▶ _DATASET EXCERPTS_:
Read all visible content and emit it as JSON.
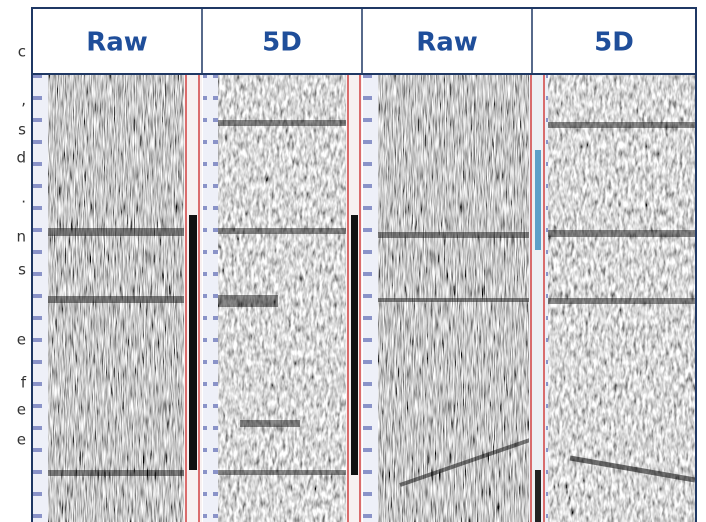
{
  "header": {
    "columns": [
      "Raw",
      "5D",
      "Raw",
      "5D"
    ]
  },
  "margin_text": [
    "c",
    ",",
    "s",
    "d",
    ".",
    "n",
    "s",
    "e",
    "f",
    "e",
    "e"
  ]
}
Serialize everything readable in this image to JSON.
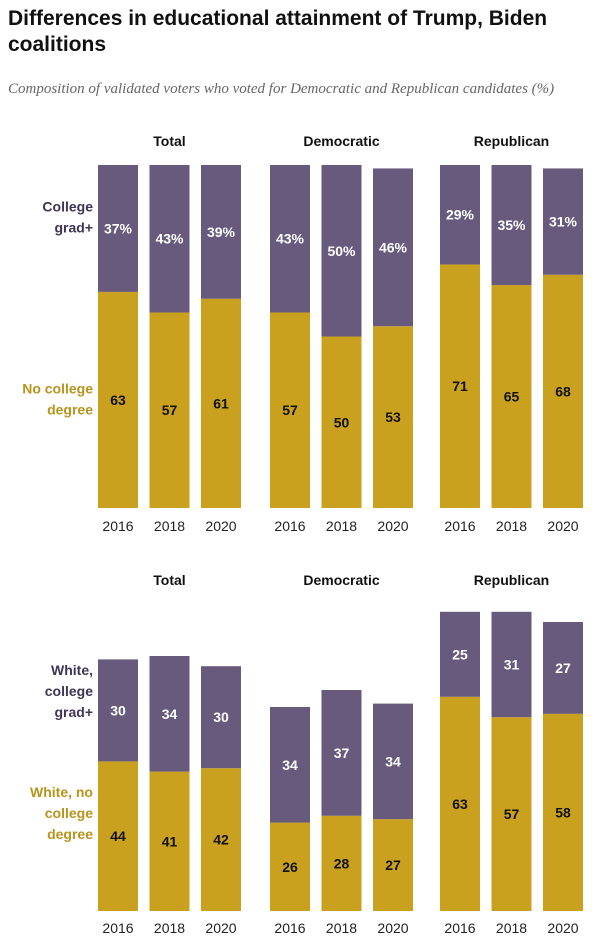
{
  "title": "Differences in educational attainment of Trump, Biden coalitions",
  "subtitle": "Composition of validated voters who voted for Democratic and Republican candidates (%)",
  "colors": {
    "top": "#685a7d",
    "bottom": "#c9a11f",
    "bottom_label": "#b8941c",
    "top_label": "#3f3557"
  },
  "chart_data": [
    {
      "type": "bar",
      "stacked": true,
      "scale_max": 100,
      "categories": [
        "2016",
        "2018",
        "2020"
      ],
      "panels": [
        {
          "title": "Total",
          "bottom": [
            63,
            57,
            61
          ],
          "top": [
            37,
            43,
            39
          ]
        },
        {
          "title": "Democratic",
          "bottom": [
            57,
            50,
            53
          ],
          "top": [
            43,
            50,
            46
          ]
        },
        {
          "title": "Republican",
          "bottom": [
            71,
            65,
            68
          ],
          "top": [
            29,
            35,
            31
          ]
        }
      ],
      "series": [
        {
          "name": "College grad+",
          "values_key": "top",
          "label_suffix": "%"
        },
        {
          "name": "No college degree",
          "values_key": "bottom",
          "label_suffix": ""
        }
      ],
      "top_label_lines": [
        "College",
        "grad+"
      ],
      "bottom_label_lines": [
        "No college",
        "degree"
      ]
    },
    {
      "type": "bar",
      "stacked": true,
      "scale_max": 100,
      "categories": [
        "2016",
        "2018",
        "2020"
      ],
      "panels": [
        {
          "title": "Total",
          "bottom": [
            44,
            41,
            42
          ],
          "top": [
            30,
            34,
            30
          ]
        },
        {
          "title": "Democratic",
          "bottom": [
            26,
            28,
            27
          ],
          "top": [
            34,
            37,
            34
          ]
        },
        {
          "title": "Republican",
          "bottom": [
            63,
            57,
            58
          ],
          "top": [
            25,
            31,
            27
          ]
        }
      ],
      "series": [
        {
          "name": "White, college grad+",
          "values_key": "top",
          "label_suffix": ""
        },
        {
          "name": "White, no college degree",
          "values_key": "bottom",
          "label_suffix": ""
        }
      ],
      "top_label_lines": [
        "White,",
        "college",
        "grad+"
      ],
      "bottom_label_lines": [
        "White, no",
        "college",
        "degree"
      ]
    }
  ]
}
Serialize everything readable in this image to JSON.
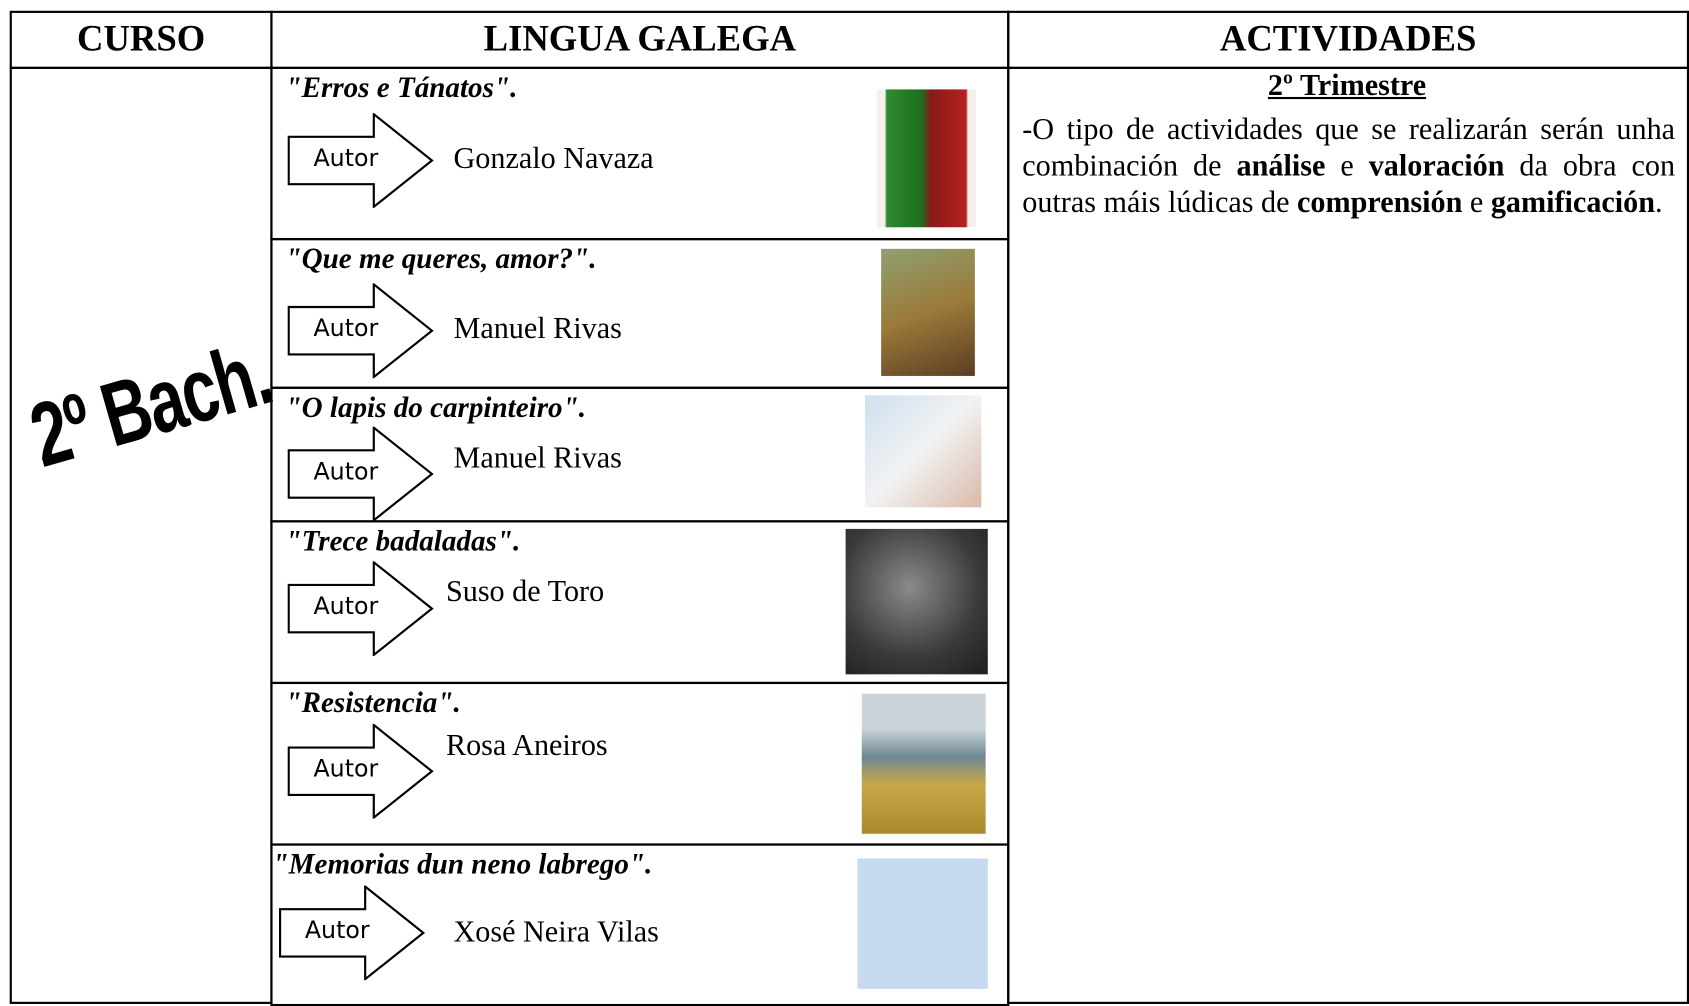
{
  "table": {
    "headers": [
      "CURSO",
      "LINGUA GALEGA",
      "ACTIVIDADES"
    ],
    "course": "2º Bach.",
    "books": [
      {
        "title": "\"Erros e Tánatos\".",
        "author_label": "Autor",
        "author": "Gonzalo Navaza"
      },
      {
        "title": "\"Que me queres, amor?\".",
        "author_label": "Autor",
        "author": "Manuel Rivas"
      },
      {
        "title": "\"O lapis do carpinteiro\".",
        "author_label": "Autor",
        "author": "Manuel Rivas"
      },
      {
        "title": "\"Trece badaladas\".",
        "author_label": "Autor",
        "author": "Suso de Toro"
      },
      {
        "title": "\"Resistencia\".",
        "author_label": "Autor",
        "author": "Rosa Aneiros"
      },
      {
        "title": "\"Memorias dun neno labrego\".",
        "author_label": "Autor",
        "author": "Xosé Neira Vilas"
      }
    ],
    "activities": {
      "heading": "2º Trimestre",
      "segments": [
        {
          "text": "-O tipo de actividades que se realizarán serán unha combinación de ",
          "bold": false
        },
        {
          "text": "análise",
          "bold": true
        },
        {
          "text": " e ",
          "bold": false
        },
        {
          "text": "valoración",
          "bold": true
        },
        {
          "text": " da obra con outras máis lúdicas de ",
          "bold": false
        },
        {
          "text": "comprensión",
          "bold": true
        },
        {
          "text": " e ",
          "bold": false
        },
        {
          "text": "gamificación",
          "bold": true
        },
        {
          "text": ".",
          "bold": false
        }
      ]
    }
  }
}
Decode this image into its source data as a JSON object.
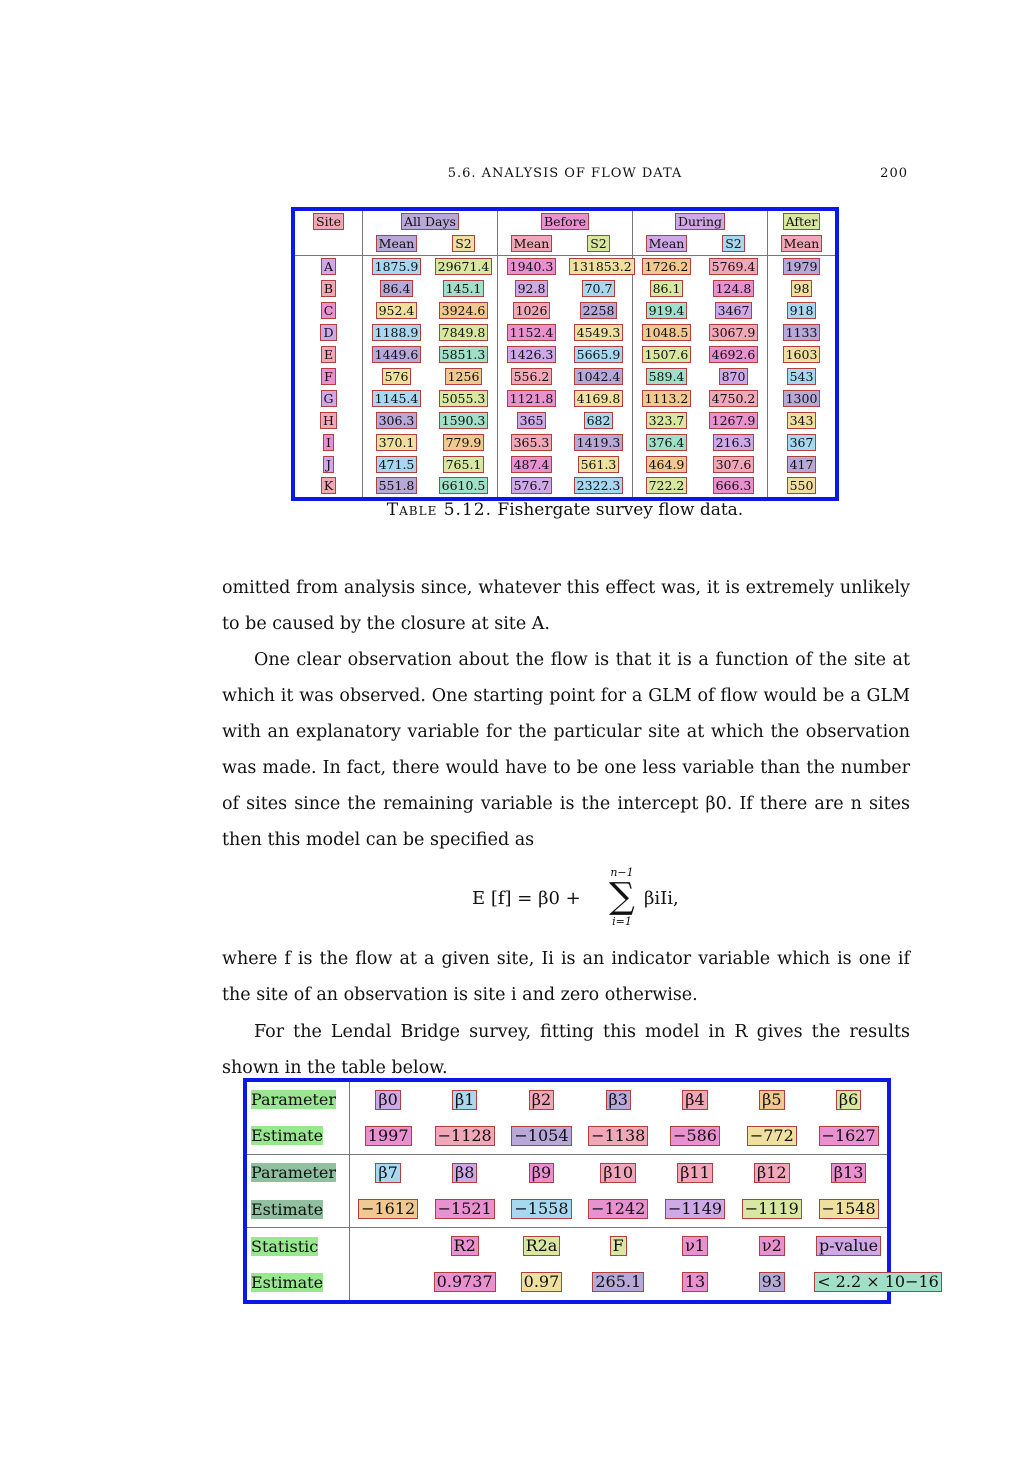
{
  "running_head": {
    "title": "5.6. ANALYSIS OF FLOW DATA",
    "page": "200"
  },
  "flow_table": {
    "group_headers": [
      "Site",
      "All Days",
      "Before",
      "During",
      "After"
    ],
    "sub_headers": [
      "Mean",
      "S2",
      "Mean",
      "S2",
      "Mean",
      "S2",
      "Mean"
    ],
    "rows": [
      [
        "A",
        "1875.9",
        "29671.4",
        "1940.3",
        "131853.2",
        "1726.2",
        "5769.4",
        "1979"
      ],
      [
        "B",
        "86.4",
        "145.1",
        "92.8",
        "70.7",
        "86.1",
        "124.8",
        "98"
      ],
      [
        "C",
        "952.4",
        "3924.6",
        "1026",
        "2258",
        "919.4",
        "3467",
        "918"
      ],
      [
        "D",
        "1188.9",
        "7849.8",
        "1152.4",
        "4549.3",
        "1048.5",
        "3067.9",
        "1133"
      ],
      [
        "E",
        "1449.6",
        "5851.3",
        "1426.3",
        "5665.9",
        "1507.6",
        "4692.6",
        "1603"
      ],
      [
        "F",
        "576",
        "1256",
        "556.2",
        "1042.4",
        "589.4",
        "870",
        "543"
      ],
      [
        "G",
        "1145.4",
        "5055.3",
        "1121.8",
        "4169.8",
        "1113.2",
        "4750.2",
        "1300"
      ],
      [
        "H",
        "306.3",
        "1590.3",
        "365",
        "682",
        "323.7",
        "1267.9",
        "343"
      ],
      [
        "I",
        "370.1",
        "779.9",
        "365.3",
        "1419.3",
        "376.4",
        "216.3",
        "367"
      ],
      [
        "J",
        "471.5",
        "765.1",
        "487.4",
        "561.3",
        "464.9",
        "307.6",
        "417"
      ],
      [
        "K",
        "551.8",
        "6610.5",
        "576.7",
        "2322.3",
        "722.2",
        "666.3",
        "550"
      ]
    ]
  },
  "caption": {
    "label": "Table 5.12.",
    "text": "Fishergate survey flow data."
  },
  "paragraphs": [
    "omitted from analysis since, whatever this effect was, it is extremely unlikely to be caused by the closure at site A.",
    "One clear observation about the flow is that it is a function of the site at which it was observed. One starting point for a GLM of flow would be a GLM with an explanatory variable for the particular site at which the observation was made. In fact, there would have to be one less variable than the number of sites since the remaining variable is the intercept β0. If there are n sites then this model can be specified as"
  ],
  "equation": {
    "lhs": "E [f] = β0 +",
    "sum_top": "n−1",
    "sum_bottom": "i=1",
    "rhs": "βiIi,"
  },
  "paragraph_after_eq": "where f is the flow at a given site, Ii is an indicator variable which is one if the site of an observation is site i and zero otherwise.",
  "paragraph_last": "For the Lendal Bridge survey, fitting this model in R gives the results shown in the table below.",
  "glm_table": {
    "block1": {
      "param_label": "Parameter",
      "est_label": "Estimate",
      "params": [
        "β0",
        "β1",
        "β2",
        "β3",
        "β4",
        "β5",
        "β6"
      ],
      "estimates": [
        "1997",
        "−1128",
        "−1054",
        "−1138",
        "−586",
        "−772",
        "−1627"
      ]
    },
    "block2": {
      "param_label": "Parameter",
      "est_label": "Estimate",
      "params": [
        "β7",
        "β8",
        "β9",
        "β10",
        "β11",
        "β12",
        "β13"
      ],
      "estimates": [
        "−1612",
        "−1521",
        "−1558",
        "−1242",
        "−1149",
        "−1119",
        "−1548"
      ]
    },
    "block3": {
      "param_label": "Statistic",
      "est_label": "Estimate",
      "params": [
        "R2",
        "R2a",
        "F",
        "ν1",
        "ν2",
        "p-value"
      ],
      "estimates": [
        "0.9737",
        "0.97",
        "265.1",
        "13",
        "93",
        "< 2.2 × 10−16"
      ]
    }
  }
}
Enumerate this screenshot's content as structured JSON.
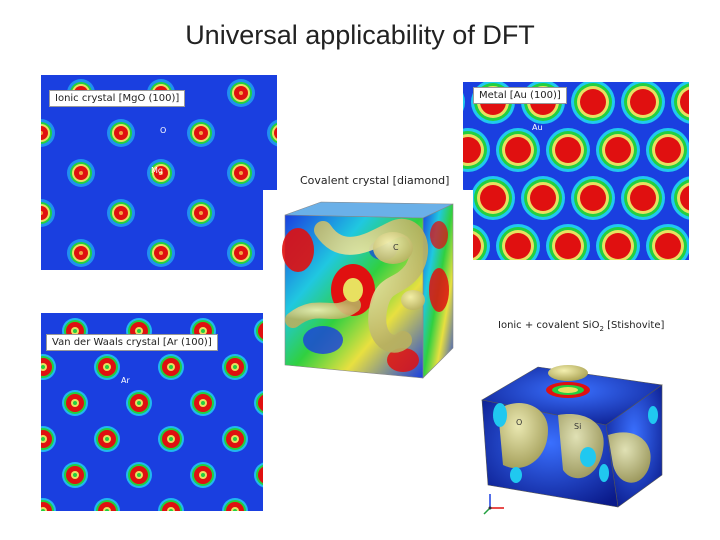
{
  "slide": {
    "title": "Universal applicability of DFT"
  },
  "panels": {
    "ionic": {
      "label": "Ionic crystal [MgO (100)]",
      "atom_o": "O",
      "atom_mg": "Mg"
    },
    "metal": {
      "label": "Metal [Au (100)]",
      "atom": "Au"
    },
    "covalent": {
      "label": "Covalent crystal [diamond]",
      "atom": "C"
    },
    "vdw": {
      "label": "Van der Waals crystal [Ar (100)]",
      "atom": "Ar"
    },
    "ionic_covalent": {
      "label_prefix": "Ionic + covalent SiO",
      "label_sub": "2",
      "label_suffix": " [Stishovite]",
      "atom_o": "O",
      "atom_si": "Si"
    }
  },
  "colors": {
    "field_blue": "#1a3fe0",
    "red": "#e01010",
    "green": "#22d040",
    "yellow": "#e8e060",
    "isosurface": "#dcd68a"
  }
}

▶ _PROBLEM TO SOLVE_:
Which lines contain the word "crystal"? Copy each one.

▶ _FINISHED ANSWER_:
      "label": "Ionic crystal [MgO (100)]",
      "label": "Covalent crystal [diamond]",
      "label": "Van der Waals crystal [Ar (100)]",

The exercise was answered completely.